### Task brief
Write out the entries verbatim and leave the images out of the copy.
** Start Supplied records **
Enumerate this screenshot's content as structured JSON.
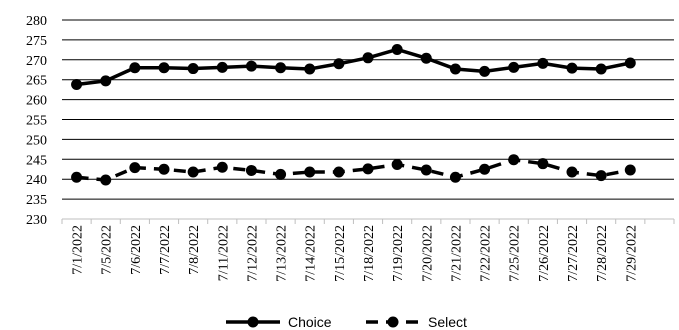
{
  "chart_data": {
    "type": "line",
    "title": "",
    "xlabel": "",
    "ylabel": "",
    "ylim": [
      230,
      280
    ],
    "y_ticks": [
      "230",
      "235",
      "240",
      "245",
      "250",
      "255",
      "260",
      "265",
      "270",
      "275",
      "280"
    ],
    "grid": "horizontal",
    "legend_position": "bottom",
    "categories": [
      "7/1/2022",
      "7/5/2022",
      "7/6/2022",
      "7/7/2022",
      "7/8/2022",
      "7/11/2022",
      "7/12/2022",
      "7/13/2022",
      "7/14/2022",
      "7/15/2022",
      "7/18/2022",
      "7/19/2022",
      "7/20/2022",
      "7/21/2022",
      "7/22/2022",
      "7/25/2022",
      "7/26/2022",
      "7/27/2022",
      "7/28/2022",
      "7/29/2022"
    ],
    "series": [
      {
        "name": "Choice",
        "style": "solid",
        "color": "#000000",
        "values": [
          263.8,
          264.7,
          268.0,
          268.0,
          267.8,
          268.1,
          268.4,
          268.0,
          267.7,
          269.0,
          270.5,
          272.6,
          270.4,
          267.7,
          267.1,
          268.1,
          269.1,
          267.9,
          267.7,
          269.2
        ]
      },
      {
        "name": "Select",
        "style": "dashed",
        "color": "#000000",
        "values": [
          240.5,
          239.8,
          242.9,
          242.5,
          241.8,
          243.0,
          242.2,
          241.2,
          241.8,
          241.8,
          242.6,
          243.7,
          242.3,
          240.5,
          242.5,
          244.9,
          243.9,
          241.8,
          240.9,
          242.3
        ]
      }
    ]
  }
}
** End Supplied records **
### Complete answer
Enumerate this screenshot's content as structured JSON.
{
  "chart_data": {
    "type": "line",
    "title": "",
    "xlabel": "",
    "ylabel": "",
    "ylim": [
      230,
      280
    ],
    "y_ticks": [
      "230",
      "235",
      "240",
      "245",
      "250",
      "255",
      "260",
      "265",
      "270",
      "275",
      "280"
    ],
    "grid": "horizontal",
    "legend_position": "bottom",
    "categories": [
      "7/1/2022",
      "7/5/2022",
      "7/6/2022",
      "7/7/2022",
      "7/8/2022",
      "7/11/2022",
      "7/12/2022",
      "7/13/2022",
      "7/14/2022",
      "7/15/2022",
      "7/18/2022",
      "7/19/2022",
      "7/20/2022",
      "7/21/2022",
      "7/22/2022",
      "7/25/2022",
      "7/26/2022",
      "7/27/2022",
      "7/28/2022",
      "7/29/2022"
    ],
    "series": [
      {
        "name": "Choice",
        "style": "solid",
        "color": "#000000",
        "values": [
          263.8,
          264.7,
          268.0,
          268.0,
          267.8,
          268.1,
          268.4,
          268.0,
          267.7,
          269.0,
          270.5,
          272.6,
          270.4,
          267.7,
          267.1,
          268.1,
          269.1,
          267.9,
          267.7,
          269.2
        ]
      },
      {
        "name": "Select",
        "style": "dashed",
        "color": "#000000",
        "values": [
          240.5,
          239.8,
          242.9,
          242.5,
          241.8,
          243.0,
          242.2,
          241.2,
          241.8,
          241.8,
          242.6,
          243.7,
          242.3,
          240.5,
          242.5,
          244.9,
          243.9,
          241.8,
          240.9,
          242.3
        ]
      }
    ]
  }
}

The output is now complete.